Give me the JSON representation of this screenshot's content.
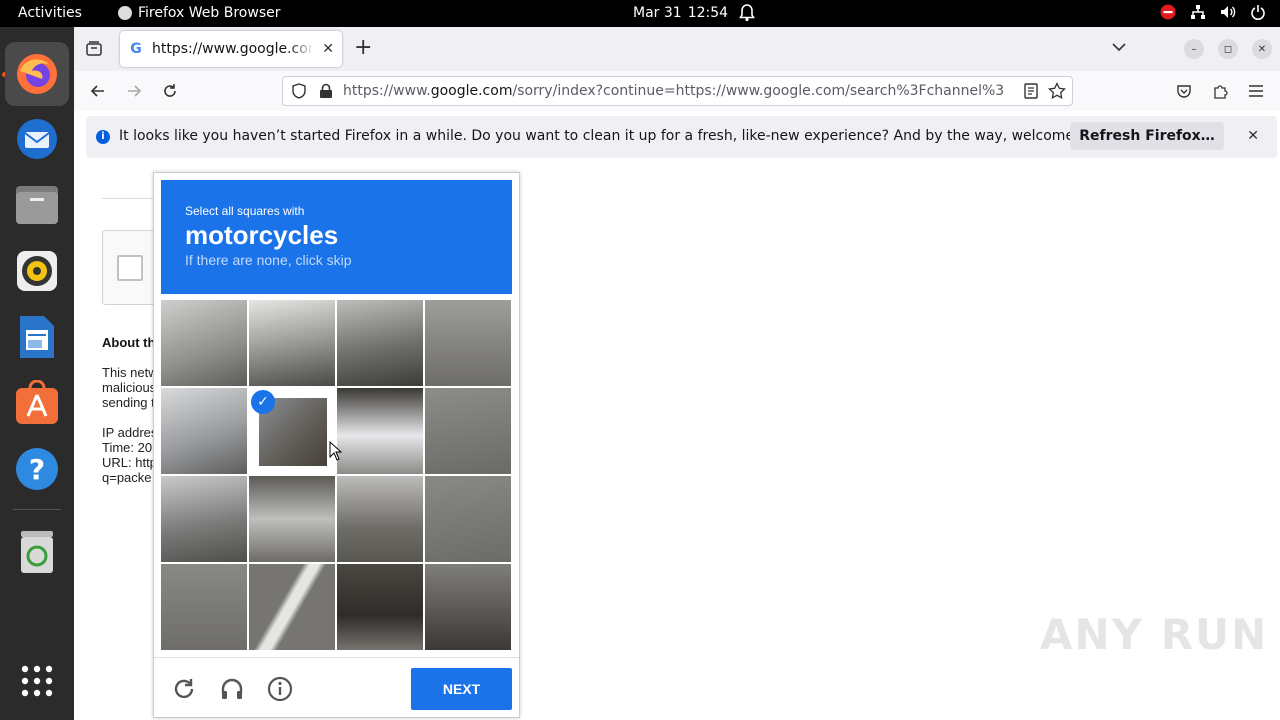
{
  "topbar": {
    "activities": "Activities",
    "app_name": "Firefox Web Browser",
    "date": "Mar 31",
    "time": "12:54"
  },
  "dock": {
    "items": [
      "firefox-icon",
      "thunderbird-icon",
      "files-icon",
      "rhythmbox-icon",
      "libreoffice-writer-icon",
      "app-center-icon",
      "help-icon",
      "trash-icon",
      "show-apps-icon"
    ]
  },
  "tab": {
    "title": "https://www.google.com/sorry/index?continue"
  },
  "urlbar": {
    "url_prefix": "https://www.",
    "url_domain": "google.com",
    "url_rest": "/sorry/index?continue=https://www.google.com/search%3Fchannel%3"
  },
  "notice": {
    "message": "It looks like you haven’t started Firefox in a while. Do you want to clean it up for a fresh, like-new experience? And by the way, welcome back!",
    "refresh_label": "Refresh Firefox…"
  },
  "page": {
    "about": "About th",
    "para1": [
      "This netw",
      "malicious",
      "sending t"
    ],
    "para2": [
      "IP addres",
      "Time: 20",
      "URL: http",
      "q=packe"
    ]
  },
  "captcha": {
    "instruction": "Select all squares with",
    "target": "motorcycles",
    "hint": "If there are none, click skip",
    "next_label": "NEXT",
    "selected_tiles": [
      5
    ]
  },
  "watermark": "ANY RUN"
}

■ SET PROBLEM
In the entries above, count every line containing the word "icon". Write only the total.

■ SOLUTION BELOW
9